GOAL: Set out every line bearing the string "believe".

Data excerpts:
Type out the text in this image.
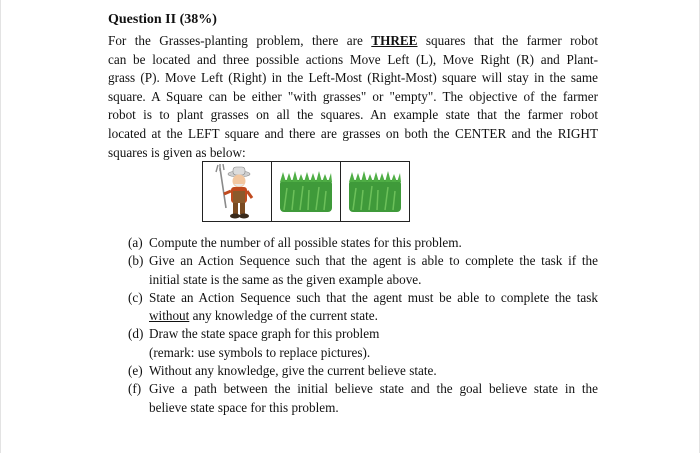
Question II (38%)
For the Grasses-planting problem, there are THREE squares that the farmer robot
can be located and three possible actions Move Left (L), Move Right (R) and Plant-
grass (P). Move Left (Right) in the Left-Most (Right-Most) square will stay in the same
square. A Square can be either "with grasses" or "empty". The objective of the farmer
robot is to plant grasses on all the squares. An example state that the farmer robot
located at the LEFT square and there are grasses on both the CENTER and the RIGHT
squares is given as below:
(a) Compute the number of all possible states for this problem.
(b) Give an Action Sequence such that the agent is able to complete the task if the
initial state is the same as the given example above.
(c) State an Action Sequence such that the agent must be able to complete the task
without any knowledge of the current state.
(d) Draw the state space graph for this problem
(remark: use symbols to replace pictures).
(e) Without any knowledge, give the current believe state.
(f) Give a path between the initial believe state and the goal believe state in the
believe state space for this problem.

* * *

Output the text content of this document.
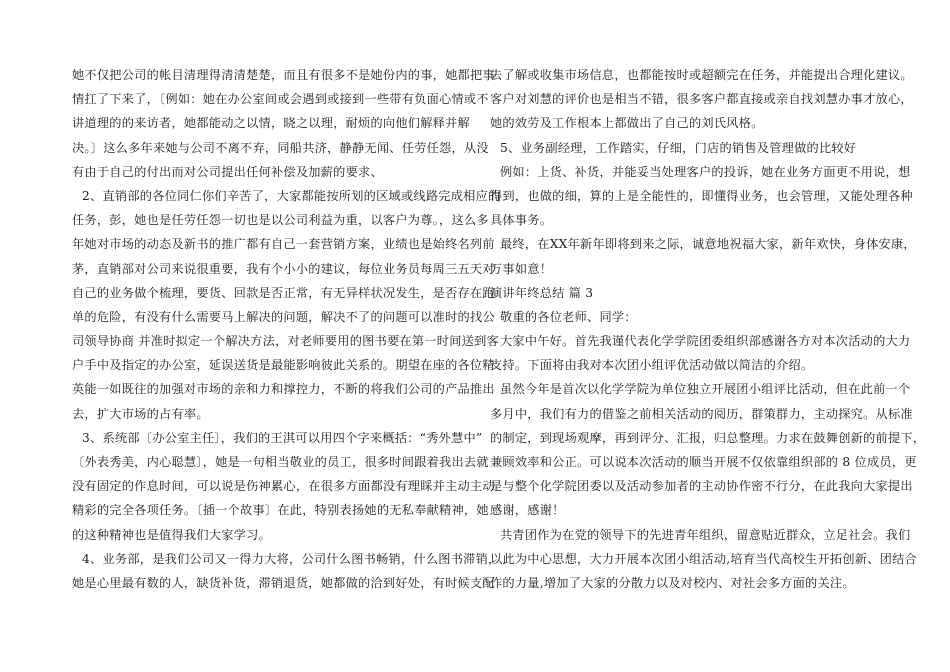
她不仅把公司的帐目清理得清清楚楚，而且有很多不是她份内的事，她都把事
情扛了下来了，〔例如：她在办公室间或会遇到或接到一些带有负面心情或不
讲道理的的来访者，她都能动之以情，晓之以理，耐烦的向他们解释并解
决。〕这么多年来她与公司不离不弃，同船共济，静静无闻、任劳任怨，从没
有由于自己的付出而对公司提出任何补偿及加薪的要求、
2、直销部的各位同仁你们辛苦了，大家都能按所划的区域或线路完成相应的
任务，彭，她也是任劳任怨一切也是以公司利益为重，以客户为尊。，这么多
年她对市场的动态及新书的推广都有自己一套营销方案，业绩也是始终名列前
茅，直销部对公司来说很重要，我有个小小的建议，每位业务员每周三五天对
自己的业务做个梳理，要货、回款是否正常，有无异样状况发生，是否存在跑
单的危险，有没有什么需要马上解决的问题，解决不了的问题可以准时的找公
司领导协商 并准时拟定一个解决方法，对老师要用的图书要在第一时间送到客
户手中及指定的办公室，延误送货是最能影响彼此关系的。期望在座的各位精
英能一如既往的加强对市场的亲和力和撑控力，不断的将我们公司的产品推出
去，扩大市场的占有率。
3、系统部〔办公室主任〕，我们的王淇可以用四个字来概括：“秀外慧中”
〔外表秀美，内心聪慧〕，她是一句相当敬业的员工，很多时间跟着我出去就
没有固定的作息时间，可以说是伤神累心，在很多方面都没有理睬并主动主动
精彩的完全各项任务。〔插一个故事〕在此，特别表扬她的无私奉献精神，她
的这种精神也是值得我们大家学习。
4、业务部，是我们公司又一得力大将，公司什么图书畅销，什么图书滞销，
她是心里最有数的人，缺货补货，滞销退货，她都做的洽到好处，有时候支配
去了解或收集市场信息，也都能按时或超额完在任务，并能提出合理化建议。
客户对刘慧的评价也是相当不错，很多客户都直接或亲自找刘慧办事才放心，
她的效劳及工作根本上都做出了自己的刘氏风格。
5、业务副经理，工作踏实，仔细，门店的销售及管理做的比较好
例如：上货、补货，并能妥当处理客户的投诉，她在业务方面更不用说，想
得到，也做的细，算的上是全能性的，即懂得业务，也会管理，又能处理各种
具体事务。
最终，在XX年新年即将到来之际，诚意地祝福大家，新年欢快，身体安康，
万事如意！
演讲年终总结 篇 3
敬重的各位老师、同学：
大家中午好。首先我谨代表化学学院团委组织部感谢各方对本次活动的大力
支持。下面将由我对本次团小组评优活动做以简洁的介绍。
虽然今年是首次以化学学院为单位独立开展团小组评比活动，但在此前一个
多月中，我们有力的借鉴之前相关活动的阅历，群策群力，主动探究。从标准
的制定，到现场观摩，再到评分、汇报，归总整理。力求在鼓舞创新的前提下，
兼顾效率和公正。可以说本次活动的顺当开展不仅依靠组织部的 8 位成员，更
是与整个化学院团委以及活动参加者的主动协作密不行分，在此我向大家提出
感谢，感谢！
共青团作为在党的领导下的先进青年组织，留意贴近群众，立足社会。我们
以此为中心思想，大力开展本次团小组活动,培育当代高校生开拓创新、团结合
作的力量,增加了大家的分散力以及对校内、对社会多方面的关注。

--

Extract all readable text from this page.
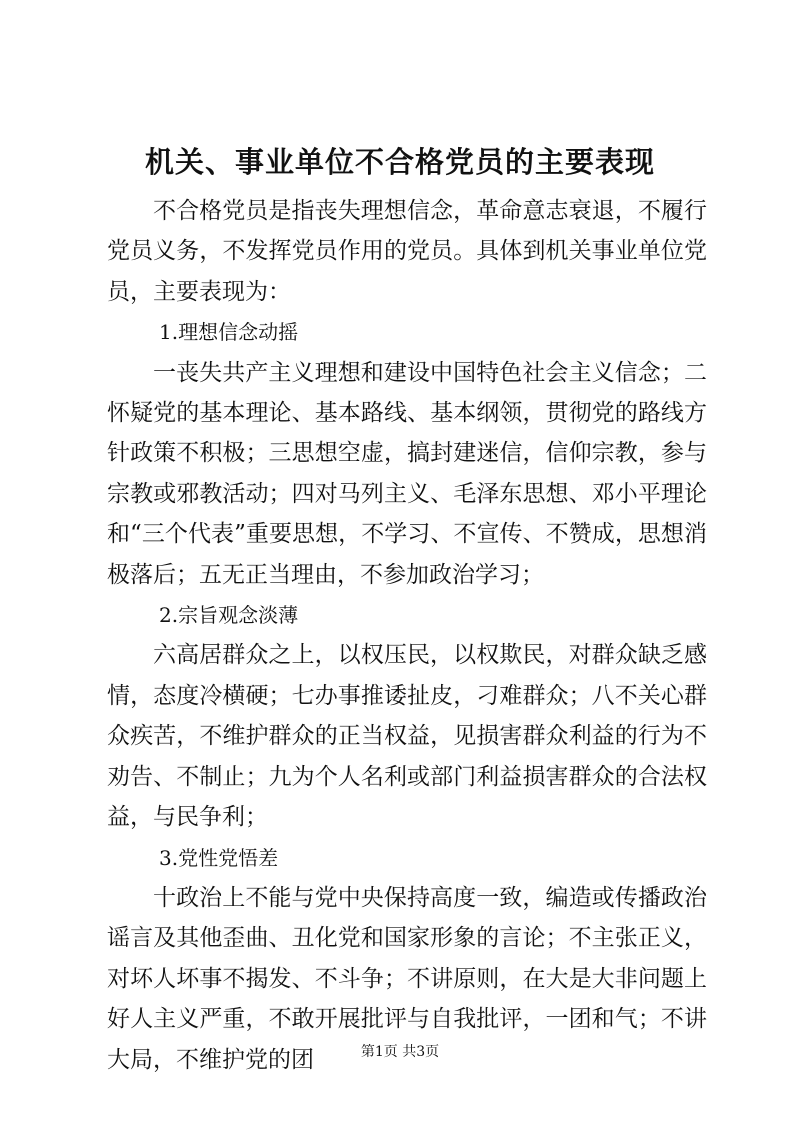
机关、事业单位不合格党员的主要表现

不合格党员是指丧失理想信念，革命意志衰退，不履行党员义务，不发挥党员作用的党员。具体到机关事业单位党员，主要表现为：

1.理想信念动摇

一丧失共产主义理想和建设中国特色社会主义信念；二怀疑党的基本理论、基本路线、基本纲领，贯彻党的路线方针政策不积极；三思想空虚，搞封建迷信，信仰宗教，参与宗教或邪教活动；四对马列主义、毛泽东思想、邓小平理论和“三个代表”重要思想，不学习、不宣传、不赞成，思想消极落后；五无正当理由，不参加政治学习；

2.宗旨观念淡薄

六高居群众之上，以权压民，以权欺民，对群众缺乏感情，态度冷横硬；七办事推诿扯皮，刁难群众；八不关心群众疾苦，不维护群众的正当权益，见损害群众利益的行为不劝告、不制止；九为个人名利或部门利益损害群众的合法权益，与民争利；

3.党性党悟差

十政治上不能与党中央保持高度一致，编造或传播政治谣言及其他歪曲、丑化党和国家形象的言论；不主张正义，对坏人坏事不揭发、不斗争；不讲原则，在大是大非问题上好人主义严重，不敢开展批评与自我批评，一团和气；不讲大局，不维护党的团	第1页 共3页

ANSWER FOR THIS EXERCISE:
(e) Without any knowledge, give the current believe state.
(f) Give a path between the initial believe state and the goal believe state in the
believe state space for this problem.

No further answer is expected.